--- begin Dataset entries ---

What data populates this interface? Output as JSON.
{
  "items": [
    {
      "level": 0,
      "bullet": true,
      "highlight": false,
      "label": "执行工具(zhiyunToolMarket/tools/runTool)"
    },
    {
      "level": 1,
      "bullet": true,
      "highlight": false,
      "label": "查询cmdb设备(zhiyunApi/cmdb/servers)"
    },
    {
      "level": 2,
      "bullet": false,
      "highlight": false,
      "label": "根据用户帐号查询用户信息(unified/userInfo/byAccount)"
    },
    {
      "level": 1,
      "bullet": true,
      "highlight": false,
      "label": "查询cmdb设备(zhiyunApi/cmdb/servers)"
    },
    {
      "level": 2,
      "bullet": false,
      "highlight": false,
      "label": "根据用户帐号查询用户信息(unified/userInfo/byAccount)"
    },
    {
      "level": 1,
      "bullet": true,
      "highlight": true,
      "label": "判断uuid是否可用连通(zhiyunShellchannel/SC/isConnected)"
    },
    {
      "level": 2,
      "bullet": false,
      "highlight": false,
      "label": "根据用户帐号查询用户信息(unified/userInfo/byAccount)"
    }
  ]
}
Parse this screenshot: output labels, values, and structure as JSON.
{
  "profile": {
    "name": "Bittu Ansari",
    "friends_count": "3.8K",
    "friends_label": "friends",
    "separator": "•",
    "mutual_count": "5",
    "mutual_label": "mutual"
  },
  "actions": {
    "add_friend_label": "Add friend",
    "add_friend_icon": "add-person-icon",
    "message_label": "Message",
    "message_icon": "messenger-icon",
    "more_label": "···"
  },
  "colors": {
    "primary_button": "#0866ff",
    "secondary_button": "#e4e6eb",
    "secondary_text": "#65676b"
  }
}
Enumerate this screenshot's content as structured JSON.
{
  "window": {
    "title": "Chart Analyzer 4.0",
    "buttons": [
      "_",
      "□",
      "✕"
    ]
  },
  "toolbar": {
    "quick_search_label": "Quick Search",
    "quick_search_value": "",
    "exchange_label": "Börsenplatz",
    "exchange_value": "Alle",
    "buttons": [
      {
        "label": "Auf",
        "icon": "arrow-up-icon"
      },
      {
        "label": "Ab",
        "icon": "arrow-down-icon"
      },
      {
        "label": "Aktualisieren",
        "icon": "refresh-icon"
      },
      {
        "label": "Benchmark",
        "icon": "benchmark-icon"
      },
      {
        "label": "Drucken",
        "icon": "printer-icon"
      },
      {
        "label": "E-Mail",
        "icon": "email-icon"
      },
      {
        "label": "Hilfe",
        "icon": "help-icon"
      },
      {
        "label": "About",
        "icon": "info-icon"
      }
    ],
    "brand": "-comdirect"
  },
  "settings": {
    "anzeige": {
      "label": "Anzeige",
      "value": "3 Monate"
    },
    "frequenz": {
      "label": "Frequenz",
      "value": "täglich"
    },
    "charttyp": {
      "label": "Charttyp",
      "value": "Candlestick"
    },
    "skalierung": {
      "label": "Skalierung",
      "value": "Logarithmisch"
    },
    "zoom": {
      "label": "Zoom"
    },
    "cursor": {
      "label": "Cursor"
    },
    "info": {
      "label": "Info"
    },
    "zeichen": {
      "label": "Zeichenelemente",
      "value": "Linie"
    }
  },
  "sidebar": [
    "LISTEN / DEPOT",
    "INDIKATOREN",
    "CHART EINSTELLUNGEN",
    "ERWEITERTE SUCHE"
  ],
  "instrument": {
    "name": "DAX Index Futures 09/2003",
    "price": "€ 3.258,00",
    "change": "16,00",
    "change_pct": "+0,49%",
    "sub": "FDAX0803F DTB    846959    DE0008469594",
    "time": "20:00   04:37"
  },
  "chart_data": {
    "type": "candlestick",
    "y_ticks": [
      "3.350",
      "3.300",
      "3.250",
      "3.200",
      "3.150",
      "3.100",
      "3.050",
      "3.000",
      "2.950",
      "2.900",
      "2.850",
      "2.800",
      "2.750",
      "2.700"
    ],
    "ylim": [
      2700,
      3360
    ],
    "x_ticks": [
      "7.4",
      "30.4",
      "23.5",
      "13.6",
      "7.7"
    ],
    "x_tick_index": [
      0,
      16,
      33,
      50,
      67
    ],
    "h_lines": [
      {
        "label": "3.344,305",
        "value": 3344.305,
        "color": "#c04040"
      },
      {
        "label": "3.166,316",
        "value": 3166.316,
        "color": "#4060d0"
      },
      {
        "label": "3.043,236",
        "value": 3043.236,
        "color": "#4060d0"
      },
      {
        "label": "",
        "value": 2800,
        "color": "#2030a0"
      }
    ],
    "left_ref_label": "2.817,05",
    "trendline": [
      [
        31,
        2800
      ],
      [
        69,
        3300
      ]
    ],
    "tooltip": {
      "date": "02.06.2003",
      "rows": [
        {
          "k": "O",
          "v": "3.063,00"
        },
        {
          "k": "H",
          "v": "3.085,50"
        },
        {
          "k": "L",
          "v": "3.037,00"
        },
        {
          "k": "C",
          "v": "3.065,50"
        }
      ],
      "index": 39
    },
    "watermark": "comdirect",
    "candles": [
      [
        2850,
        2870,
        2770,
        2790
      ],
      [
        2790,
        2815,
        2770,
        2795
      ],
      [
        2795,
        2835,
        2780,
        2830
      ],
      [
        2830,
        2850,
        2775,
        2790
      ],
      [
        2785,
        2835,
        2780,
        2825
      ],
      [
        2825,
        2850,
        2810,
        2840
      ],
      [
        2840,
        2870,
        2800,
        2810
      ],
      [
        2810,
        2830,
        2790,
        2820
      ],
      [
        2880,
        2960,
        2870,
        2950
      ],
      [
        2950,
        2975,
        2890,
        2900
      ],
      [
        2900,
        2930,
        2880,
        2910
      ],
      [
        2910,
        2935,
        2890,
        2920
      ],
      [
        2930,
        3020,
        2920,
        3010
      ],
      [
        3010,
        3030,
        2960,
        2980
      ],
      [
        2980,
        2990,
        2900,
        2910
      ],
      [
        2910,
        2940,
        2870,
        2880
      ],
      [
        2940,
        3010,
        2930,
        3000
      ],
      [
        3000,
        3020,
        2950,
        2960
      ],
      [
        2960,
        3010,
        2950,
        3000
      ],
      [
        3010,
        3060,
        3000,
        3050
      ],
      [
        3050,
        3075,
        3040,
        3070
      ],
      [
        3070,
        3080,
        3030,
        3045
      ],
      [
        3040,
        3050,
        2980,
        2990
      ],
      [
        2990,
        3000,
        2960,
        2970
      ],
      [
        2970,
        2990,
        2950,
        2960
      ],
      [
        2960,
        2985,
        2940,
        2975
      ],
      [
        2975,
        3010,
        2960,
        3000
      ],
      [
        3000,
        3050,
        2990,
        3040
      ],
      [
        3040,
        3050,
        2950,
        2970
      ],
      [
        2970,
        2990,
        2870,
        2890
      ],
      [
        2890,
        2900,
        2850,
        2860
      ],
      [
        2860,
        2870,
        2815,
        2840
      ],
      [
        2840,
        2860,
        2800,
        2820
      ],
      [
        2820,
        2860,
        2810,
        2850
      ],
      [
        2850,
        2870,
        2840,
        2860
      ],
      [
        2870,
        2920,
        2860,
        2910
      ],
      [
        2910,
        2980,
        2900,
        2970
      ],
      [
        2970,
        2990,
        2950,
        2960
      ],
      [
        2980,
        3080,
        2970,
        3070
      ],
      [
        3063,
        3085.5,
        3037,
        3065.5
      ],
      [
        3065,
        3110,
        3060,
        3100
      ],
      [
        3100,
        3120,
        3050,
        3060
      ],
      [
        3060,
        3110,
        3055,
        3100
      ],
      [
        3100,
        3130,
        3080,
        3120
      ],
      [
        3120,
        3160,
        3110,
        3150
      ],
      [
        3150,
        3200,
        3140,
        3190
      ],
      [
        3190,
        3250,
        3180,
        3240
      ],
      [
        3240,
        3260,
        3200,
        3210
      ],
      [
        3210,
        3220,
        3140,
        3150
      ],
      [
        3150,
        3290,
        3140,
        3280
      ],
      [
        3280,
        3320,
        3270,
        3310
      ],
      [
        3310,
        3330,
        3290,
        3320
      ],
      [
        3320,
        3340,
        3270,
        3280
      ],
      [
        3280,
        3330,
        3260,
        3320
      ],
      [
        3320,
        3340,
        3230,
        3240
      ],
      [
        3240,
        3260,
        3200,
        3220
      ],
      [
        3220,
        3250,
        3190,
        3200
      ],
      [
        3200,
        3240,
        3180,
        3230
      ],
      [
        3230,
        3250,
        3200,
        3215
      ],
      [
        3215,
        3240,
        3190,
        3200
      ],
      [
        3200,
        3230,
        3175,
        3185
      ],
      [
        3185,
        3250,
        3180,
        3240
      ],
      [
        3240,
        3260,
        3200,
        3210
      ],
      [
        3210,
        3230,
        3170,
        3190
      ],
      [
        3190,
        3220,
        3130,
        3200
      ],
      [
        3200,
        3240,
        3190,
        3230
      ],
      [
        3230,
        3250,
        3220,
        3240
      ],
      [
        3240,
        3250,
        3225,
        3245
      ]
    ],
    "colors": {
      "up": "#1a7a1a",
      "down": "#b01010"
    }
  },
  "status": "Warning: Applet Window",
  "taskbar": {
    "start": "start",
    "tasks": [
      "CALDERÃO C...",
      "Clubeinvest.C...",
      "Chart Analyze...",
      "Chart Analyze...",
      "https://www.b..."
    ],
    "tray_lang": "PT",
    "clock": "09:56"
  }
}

--- end Dataset entries ---

# [Exercise goal]
Find each line in the records holding the string "comdirect" and show it.

# [Reply]
    "brand": "-comdirect"
    "watermark": "comdirect",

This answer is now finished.